START Input data

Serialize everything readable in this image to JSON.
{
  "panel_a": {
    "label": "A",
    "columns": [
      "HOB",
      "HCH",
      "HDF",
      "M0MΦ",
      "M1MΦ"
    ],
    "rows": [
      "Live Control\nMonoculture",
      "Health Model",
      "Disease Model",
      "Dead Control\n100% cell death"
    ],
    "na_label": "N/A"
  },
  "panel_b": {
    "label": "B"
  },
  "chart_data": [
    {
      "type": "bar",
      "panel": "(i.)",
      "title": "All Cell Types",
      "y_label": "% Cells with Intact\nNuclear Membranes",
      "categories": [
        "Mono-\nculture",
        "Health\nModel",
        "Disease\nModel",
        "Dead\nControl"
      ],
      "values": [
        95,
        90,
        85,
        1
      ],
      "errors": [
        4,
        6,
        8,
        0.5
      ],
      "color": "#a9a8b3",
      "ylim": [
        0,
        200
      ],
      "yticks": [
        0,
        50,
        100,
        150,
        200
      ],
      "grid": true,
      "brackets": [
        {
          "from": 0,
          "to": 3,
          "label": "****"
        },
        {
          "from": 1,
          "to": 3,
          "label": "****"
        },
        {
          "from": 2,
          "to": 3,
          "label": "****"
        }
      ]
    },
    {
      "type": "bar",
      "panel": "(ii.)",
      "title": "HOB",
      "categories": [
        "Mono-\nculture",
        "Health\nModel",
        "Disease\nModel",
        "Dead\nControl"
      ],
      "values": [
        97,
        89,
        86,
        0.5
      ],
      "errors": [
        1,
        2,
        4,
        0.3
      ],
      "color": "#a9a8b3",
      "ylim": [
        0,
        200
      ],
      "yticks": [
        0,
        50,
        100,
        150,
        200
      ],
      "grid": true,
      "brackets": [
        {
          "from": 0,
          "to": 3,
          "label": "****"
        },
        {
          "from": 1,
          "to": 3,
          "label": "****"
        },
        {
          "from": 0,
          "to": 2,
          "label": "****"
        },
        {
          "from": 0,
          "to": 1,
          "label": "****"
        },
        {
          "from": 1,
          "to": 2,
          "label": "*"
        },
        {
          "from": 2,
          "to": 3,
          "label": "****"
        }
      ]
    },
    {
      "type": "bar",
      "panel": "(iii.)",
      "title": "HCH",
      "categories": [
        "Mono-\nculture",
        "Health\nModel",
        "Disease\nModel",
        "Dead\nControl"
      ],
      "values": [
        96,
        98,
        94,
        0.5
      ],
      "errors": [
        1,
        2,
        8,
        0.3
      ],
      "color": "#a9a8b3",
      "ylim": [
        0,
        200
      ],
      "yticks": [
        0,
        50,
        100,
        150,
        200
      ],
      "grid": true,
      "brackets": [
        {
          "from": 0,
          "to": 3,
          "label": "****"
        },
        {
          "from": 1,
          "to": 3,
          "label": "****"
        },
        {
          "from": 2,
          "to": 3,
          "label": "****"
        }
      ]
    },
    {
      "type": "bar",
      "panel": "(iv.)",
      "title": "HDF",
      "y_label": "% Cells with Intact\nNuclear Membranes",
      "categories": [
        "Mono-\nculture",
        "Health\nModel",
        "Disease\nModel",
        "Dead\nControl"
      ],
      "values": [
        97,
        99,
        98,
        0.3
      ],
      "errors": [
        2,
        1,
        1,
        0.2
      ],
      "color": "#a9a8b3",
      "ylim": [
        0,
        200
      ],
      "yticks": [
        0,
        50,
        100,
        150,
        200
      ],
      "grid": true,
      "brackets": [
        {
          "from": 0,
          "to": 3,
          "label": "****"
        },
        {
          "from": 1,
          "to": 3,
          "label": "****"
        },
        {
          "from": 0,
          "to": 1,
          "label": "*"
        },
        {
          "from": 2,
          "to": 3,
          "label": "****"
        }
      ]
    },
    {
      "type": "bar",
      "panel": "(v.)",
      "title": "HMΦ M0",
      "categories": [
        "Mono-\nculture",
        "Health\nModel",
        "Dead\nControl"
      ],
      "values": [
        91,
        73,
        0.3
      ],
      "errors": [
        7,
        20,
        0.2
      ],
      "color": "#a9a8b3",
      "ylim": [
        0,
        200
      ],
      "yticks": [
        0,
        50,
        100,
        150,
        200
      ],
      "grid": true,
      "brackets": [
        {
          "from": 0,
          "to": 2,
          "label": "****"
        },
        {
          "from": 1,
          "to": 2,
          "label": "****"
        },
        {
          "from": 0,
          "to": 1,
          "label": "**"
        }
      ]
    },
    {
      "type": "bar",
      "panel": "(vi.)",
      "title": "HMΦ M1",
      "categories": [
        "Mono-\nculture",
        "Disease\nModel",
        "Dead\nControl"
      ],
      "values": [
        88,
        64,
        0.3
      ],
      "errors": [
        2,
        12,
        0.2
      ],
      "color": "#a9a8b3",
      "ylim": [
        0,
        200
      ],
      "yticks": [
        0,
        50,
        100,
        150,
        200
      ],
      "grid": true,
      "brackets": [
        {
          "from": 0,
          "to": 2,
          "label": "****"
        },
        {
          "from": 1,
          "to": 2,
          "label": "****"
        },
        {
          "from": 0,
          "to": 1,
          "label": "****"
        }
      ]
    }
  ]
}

END Input data

**What is being asked**. Restate each of the records exactly, leaving nothing out.

**Problem solution**.
Serialize everything readable in this image to JSON.
{
  "panel_a": {
    "label": "A",
    "columns": [
      "HOB",
      "HCH",
      "HDF",
      "M0MΦ",
      "M1MΦ"
    ],
    "rows": [
      "Live Control\nMonoculture",
      "Health Model",
      "Disease Model",
      "Dead Control\n100% cell death"
    ],
    "na_label": "N/A"
  },
  "panel_b": {
    "label": "B"
  },
  "chart_data": [
    {
      "type": "bar",
      "panel": "(i.)",
      "title": "All Cell Types",
      "y_label": "% Cells with Intact\nNuclear Membranes",
      "categories": [
        "Mono-\nculture",
        "Health\nModel",
        "Disease\nModel",
        "Dead\nControl"
      ],
      "values": [
        95,
        90,
        85,
        1
      ],
      "errors": [
        4,
        6,
        8,
        0.5
      ],
      "color": "#a9a8b3",
      "ylim": [
        0,
        200
      ],
      "yticks": [
        0,
        50,
        100,
        150,
        200
      ],
      "grid": true,
      "brackets": [
        {
          "from": 0,
          "to": 3,
          "label": "****"
        },
        {
          "from": 1,
          "to": 3,
          "label": "****"
        },
        {
          "from": 2,
          "to": 3,
          "label": "****"
        }
      ]
    },
    {
      "type": "bar",
      "panel": "(ii.)",
      "title": "HOB",
      "categories": [
        "Mono-\nculture",
        "Health\nModel",
        "Disease\nModel",
        "Dead\nControl"
      ],
      "values": [
        97,
        89,
        86,
        0.5
      ],
      "errors": [
        1,
        2,
        4,
        0.3
      ],
      "color": "#a9a8b3",
      "ylim": [
        0,
        200
      ],
      "yticks": [
        0,
        50,
        100,
        150,
        200
      ],
      "grid": true,
      "brackets": [
        {
          "from": 0,
          "to": 3,
          "label": "****"
        },
        {
          "from": 1,
          "to": 3,
          "label": "****"
        },
        {
          "from": 0,
          "to": 2,
          "label": "****"
        },
        {
          "from": 0,
          "to": 1,
          "label": "****"
        },
        {
          "from": 1,
          "to": 2,
          "label": "*"
        },
        {
          "from": 2,
          "to": 3,
          "label": "****"
        }
      ]
    },
    {
      "type": "bar",
      "panel": "(iii.)",
      "title": "HCH",
      "categories": [
        "Mono-\nculture",
        "Health\nModel",
        "Disease\nModel",
        "Dead\nControl"
      ],
      "values": [
        96,
        98,
        94,
        0.5
      ],
      "errors": [
        1,
        2,
        8,
        0.3
      ],
      "color": "#a9a8b3",
      "ylim": [
        0,
        200
      ],
      "yticks": [
        0,
        50,
        100,
        150,
        200
      ],
      "grid": true,
      "brackets": [
        {
          "from": 0,
          "to": 3,
          "label": "****"
        },
        {
          "from": 1,
          "to": 3,
          "label": "****"
        },
        {
          "from": 2,
          "to": 3,
          "label": "****"
        }
      ]
    },
    {
      "type": "bar",
      "panel": "(iv.)",
      "title": "HDF",
      "y_label": "% Cells with Intact\nNuclear Membranes",
      "categories": [
        "Mono-\nculture",
        "Health\nModel",
        "Disease\nModel",
        "Dead\nControl"
      ],
      "values": [
        97,
        99,
        98,
        0.3
      ],
      "errors": [
        2,
        1,
        1,
        0.2
      ],
      "color": "#a9a8b3",
      "ylim": [
        0,
        200
      ],
      "yticks": [
        0,
        50,
        100,
        150,
        200
      ],
      "grid": true,
      "brackets": [
        {
          "from": 0,
          "to": 3,
          "label": "****"
        },
        {
          "from": 1,
          "to": 3,
          "label": "****"
        },
        {
          "from": 0,
          "to": 1,
          "label": "*"
        },
        {
          "from": 2,
          "to": 3,
          "label": "****"
        }
      ]
    },
    {
      "type": "bar",
      "panel": "(v.)",
      "title": "HMΦ M0",
      "categories": [
        "Mono-\nculture",
        "Health\nModel",
        "Dead\nControl"
      ],
      "values": [
        91,
        73,
        0.3
      ],
      "errors": [
        7,
        20,
        0.2
      ],
      "color": "#a9a8b3",
      "ylim": [
        0,
        200
      ],
      "yticks": [
        0,
        50,
        100,
        150,
        200
      ],
      "grid": true,
      "brackets": [
        {
          "from": 0,
          "to": 2,
          "label": "****"
        },
        {
          "from": 1,
          "to": 2,
          "label": "****"
        },
        {
          "from": 0,
          "to": 1,
          "label": "**"
        }
      ]
    },
    {
      "type": "bar",
      "panel": "(vi.)",
      "title": "HMΦ M1",
      "categories": [
        "Mono-\nculture",
        "Disease\nModel",
        "Dead\nControl"
      ],
      "values": [
        88,
        64,
        0.3
      ],
      "errors": [
        2,
        12,
        0.2
      ],
      "color": "#a9a8b3",
      "ylim": [
        0,
        200
      ],
      "yticks": [
        0,
        50,
        100,
        150,
        200
      ],
      "grid": true,
      "brackets": [
        {
          "from": 0,
          "to": 2,
          "label": "****"
        },
        {
          "from": 1,
          "to": 2,
          "label": "****"
        },
        {
          "from": 0,
          "to": 1,
          "label": "****"
        }
      ]
    }
  ]
}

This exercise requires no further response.